• _DATA SHOWN_
————

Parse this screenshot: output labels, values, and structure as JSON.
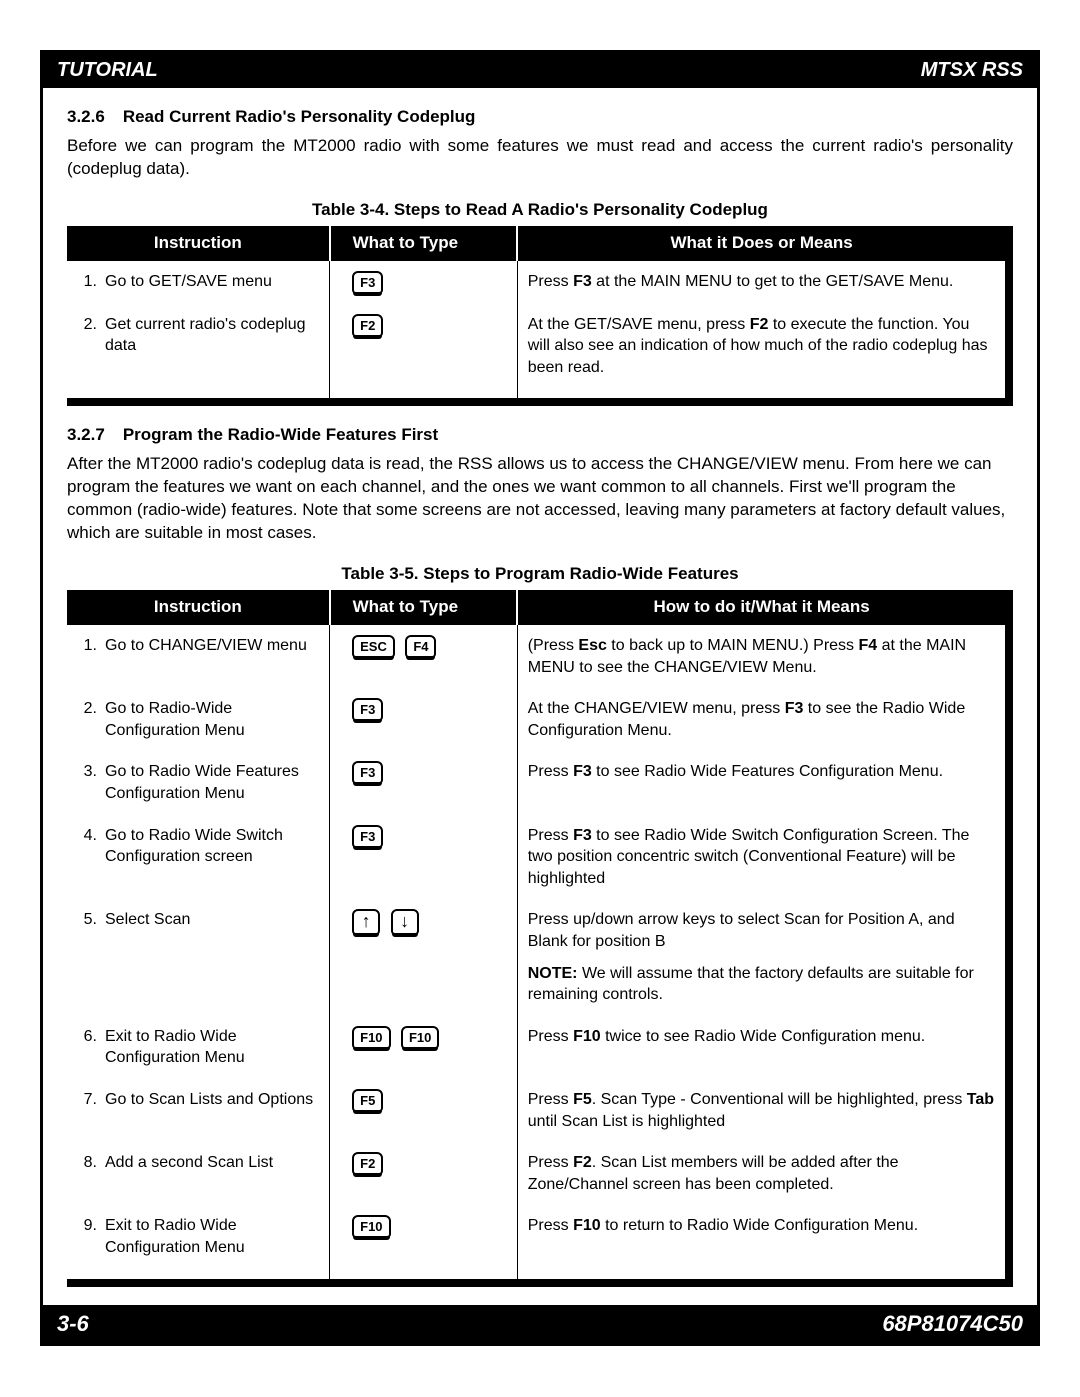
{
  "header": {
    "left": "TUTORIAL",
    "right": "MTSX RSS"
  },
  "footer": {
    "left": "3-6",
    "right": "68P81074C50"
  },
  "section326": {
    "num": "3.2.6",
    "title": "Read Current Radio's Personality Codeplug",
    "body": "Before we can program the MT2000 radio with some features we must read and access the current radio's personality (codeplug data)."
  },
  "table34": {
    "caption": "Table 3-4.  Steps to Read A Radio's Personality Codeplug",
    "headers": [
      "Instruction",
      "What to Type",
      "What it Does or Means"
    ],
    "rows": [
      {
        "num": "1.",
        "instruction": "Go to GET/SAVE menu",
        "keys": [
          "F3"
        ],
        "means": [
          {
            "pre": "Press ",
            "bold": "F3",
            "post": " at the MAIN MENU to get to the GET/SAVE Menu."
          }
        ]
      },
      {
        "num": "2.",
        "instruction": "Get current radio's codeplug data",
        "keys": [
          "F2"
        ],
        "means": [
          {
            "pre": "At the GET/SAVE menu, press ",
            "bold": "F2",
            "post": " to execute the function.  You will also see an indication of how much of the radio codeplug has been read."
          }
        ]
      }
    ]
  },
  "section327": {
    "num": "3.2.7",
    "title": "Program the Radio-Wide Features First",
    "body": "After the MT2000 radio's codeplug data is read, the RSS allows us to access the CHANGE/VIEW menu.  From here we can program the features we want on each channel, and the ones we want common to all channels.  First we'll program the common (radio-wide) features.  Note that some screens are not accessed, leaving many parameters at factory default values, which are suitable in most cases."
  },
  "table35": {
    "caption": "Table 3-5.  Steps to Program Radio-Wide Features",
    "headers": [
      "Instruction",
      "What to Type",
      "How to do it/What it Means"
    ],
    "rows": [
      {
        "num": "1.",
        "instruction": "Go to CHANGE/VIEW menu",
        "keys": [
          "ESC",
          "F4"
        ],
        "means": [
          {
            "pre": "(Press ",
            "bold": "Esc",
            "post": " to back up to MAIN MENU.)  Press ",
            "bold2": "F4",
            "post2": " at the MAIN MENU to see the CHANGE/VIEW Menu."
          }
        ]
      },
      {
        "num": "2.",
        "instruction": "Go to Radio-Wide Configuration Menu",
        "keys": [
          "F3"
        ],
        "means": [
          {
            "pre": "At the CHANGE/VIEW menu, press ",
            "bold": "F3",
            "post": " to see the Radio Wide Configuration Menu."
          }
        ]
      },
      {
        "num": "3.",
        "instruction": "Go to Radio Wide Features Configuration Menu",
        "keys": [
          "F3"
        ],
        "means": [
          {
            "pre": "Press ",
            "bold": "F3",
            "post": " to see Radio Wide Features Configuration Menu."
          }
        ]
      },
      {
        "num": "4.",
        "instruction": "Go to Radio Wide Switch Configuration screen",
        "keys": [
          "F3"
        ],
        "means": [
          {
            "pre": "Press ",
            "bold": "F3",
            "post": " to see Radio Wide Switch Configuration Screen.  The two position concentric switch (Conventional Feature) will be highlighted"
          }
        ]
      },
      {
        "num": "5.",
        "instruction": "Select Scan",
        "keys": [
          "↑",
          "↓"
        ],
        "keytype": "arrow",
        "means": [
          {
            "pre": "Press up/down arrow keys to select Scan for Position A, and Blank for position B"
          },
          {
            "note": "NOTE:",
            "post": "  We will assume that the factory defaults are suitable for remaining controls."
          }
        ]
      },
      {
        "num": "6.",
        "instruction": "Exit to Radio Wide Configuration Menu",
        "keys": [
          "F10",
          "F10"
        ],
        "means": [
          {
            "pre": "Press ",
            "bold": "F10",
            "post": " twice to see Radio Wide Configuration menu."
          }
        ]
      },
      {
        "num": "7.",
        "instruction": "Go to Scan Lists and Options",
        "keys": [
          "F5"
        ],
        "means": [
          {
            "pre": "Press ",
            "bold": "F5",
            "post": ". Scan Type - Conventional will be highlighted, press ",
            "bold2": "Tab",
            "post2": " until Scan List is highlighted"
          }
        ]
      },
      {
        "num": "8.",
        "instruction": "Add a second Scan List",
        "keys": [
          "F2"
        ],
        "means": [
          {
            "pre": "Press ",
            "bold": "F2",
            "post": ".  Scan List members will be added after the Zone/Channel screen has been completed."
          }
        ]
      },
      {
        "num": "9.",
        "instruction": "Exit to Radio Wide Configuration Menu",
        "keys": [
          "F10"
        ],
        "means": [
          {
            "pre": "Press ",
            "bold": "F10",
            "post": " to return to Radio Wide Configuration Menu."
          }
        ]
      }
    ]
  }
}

————

• _INSTRUCTIONS FOR THE TASK_
Consider the entries above and return each line with the string "caption".

• _ANSWER FOR THE TASK_
    "caption": "Table 3-4.  Steps to Read A Radio's Personality Codeplug",
    "caption": "Table 3-5.  Steps to Program Radio-Wide Features",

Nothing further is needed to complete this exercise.